Problem description:
Find all lines in the records that include the word "more", and copy them out.

Records for processing:
## Begin

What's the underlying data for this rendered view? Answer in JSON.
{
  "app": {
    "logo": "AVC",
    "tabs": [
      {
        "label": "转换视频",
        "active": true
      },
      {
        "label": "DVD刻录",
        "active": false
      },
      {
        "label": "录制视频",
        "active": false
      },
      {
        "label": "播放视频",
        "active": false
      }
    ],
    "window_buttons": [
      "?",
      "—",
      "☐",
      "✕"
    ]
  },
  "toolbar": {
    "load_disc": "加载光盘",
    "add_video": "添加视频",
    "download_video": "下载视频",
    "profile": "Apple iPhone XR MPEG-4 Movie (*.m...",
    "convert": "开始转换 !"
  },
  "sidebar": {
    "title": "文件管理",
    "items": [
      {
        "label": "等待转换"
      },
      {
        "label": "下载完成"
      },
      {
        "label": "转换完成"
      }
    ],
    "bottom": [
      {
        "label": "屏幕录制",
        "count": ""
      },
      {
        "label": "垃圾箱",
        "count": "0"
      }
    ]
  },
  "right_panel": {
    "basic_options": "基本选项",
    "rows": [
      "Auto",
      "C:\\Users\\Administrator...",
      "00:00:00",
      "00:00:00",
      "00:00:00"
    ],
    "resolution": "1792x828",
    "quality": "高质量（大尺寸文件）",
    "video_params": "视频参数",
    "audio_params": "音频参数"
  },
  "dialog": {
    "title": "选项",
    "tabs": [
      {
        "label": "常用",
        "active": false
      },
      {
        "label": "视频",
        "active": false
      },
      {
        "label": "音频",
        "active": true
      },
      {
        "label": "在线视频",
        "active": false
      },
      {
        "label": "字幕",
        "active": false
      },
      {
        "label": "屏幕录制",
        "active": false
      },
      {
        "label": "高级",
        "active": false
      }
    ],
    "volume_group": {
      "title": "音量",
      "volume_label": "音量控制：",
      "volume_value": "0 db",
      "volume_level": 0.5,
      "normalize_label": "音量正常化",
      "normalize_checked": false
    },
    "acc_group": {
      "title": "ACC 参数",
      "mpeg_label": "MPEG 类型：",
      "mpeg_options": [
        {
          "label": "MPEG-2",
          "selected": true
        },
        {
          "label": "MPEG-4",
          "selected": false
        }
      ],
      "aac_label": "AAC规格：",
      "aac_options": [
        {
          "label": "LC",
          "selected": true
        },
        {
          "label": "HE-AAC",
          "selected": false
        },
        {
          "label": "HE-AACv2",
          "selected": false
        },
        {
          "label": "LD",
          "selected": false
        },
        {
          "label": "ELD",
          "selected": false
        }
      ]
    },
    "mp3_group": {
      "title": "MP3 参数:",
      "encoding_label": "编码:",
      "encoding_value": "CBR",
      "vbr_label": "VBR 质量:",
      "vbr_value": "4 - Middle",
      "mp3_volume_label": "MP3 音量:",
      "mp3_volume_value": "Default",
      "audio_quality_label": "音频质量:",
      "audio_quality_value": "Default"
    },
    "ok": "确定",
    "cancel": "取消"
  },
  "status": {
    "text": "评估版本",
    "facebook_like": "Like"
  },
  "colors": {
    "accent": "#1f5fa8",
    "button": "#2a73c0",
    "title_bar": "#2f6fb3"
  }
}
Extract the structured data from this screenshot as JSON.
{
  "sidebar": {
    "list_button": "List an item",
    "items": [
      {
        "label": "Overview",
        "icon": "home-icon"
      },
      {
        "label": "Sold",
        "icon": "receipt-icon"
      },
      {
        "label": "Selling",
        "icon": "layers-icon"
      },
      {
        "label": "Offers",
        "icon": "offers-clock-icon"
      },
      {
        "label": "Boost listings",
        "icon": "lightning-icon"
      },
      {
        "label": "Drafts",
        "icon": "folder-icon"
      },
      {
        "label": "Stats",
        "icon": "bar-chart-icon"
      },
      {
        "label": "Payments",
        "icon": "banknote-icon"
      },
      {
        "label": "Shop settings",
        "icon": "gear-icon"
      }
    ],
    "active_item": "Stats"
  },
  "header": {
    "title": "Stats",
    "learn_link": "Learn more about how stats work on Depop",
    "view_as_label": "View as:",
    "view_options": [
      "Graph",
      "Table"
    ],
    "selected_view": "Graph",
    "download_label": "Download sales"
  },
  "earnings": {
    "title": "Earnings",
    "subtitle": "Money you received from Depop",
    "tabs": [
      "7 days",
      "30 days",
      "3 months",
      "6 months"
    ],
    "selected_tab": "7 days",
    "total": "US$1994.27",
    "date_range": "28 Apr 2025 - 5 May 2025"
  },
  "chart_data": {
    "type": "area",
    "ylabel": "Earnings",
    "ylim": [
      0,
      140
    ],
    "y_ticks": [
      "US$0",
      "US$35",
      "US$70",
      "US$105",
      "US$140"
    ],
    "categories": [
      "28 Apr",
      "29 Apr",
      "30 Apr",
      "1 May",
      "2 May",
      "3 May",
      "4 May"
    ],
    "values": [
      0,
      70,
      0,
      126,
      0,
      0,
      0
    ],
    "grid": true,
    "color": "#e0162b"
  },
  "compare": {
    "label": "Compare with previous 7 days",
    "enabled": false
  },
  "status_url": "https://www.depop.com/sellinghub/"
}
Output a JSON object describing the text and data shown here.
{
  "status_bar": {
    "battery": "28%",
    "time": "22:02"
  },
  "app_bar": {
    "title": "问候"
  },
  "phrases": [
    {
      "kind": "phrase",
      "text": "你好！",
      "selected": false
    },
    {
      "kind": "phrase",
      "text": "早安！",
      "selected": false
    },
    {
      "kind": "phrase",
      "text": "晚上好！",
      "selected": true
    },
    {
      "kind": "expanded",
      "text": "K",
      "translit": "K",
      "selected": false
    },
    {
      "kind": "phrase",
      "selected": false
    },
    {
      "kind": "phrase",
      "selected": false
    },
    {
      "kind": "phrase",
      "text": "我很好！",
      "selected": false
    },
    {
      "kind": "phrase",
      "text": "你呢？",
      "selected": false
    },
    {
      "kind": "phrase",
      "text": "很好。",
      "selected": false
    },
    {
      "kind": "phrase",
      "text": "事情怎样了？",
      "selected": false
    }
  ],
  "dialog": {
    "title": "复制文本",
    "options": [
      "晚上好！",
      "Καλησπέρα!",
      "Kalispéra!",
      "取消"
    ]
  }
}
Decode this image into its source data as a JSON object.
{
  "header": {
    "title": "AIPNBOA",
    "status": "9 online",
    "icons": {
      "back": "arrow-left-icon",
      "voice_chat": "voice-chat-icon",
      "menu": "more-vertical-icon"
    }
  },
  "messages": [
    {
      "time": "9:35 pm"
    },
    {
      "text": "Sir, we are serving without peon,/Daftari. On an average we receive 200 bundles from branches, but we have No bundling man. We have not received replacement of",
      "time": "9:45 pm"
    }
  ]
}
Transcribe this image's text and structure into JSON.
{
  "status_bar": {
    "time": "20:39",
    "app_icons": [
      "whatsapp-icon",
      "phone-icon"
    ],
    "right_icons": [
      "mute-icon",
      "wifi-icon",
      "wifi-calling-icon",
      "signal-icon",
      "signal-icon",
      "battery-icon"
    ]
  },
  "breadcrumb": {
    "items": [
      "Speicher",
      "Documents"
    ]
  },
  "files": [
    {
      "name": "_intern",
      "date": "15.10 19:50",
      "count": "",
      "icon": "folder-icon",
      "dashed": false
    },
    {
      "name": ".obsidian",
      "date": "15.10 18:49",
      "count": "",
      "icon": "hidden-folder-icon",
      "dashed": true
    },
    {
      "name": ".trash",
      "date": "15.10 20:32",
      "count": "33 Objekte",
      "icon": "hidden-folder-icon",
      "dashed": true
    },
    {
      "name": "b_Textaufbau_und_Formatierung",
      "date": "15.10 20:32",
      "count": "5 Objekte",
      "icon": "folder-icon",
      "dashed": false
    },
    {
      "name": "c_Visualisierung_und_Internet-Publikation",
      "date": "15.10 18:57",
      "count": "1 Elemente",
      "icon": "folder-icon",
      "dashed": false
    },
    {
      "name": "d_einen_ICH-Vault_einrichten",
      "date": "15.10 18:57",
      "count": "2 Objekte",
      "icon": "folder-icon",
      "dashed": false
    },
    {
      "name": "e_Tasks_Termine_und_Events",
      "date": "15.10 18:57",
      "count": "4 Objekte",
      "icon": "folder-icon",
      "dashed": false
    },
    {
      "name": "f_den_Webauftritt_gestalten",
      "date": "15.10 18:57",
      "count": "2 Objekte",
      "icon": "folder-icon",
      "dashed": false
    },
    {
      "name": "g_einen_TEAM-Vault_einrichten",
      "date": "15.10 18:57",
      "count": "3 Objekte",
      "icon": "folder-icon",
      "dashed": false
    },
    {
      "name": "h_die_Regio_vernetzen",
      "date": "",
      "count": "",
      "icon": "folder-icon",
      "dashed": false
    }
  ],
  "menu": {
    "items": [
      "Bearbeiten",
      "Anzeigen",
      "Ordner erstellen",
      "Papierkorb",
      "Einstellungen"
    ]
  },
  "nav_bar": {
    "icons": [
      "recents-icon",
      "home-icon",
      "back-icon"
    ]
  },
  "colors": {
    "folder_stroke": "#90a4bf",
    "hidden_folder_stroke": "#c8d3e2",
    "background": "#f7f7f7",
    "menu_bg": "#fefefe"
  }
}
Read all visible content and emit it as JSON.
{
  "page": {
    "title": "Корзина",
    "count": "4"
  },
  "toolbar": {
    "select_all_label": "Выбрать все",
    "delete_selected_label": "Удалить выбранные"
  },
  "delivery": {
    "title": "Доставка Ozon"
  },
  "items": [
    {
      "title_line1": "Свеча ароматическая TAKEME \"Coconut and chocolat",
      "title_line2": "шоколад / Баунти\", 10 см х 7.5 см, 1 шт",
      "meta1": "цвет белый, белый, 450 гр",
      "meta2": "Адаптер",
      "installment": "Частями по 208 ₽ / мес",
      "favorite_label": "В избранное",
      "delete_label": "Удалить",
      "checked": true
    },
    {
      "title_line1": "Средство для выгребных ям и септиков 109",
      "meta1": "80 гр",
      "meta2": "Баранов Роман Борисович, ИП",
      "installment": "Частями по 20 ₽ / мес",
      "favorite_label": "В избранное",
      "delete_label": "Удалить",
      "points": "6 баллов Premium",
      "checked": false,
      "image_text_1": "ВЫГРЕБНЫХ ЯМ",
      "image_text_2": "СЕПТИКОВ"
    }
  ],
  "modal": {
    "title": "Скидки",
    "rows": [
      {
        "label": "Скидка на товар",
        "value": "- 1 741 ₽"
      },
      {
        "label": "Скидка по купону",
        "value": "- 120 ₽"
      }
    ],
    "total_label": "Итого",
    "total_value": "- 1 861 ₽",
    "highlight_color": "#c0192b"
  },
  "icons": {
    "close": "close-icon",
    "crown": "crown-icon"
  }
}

## End

Response:
    "learn_link": "Learn more about how stats work on Depop",
      "menu": "more-vertical-icon"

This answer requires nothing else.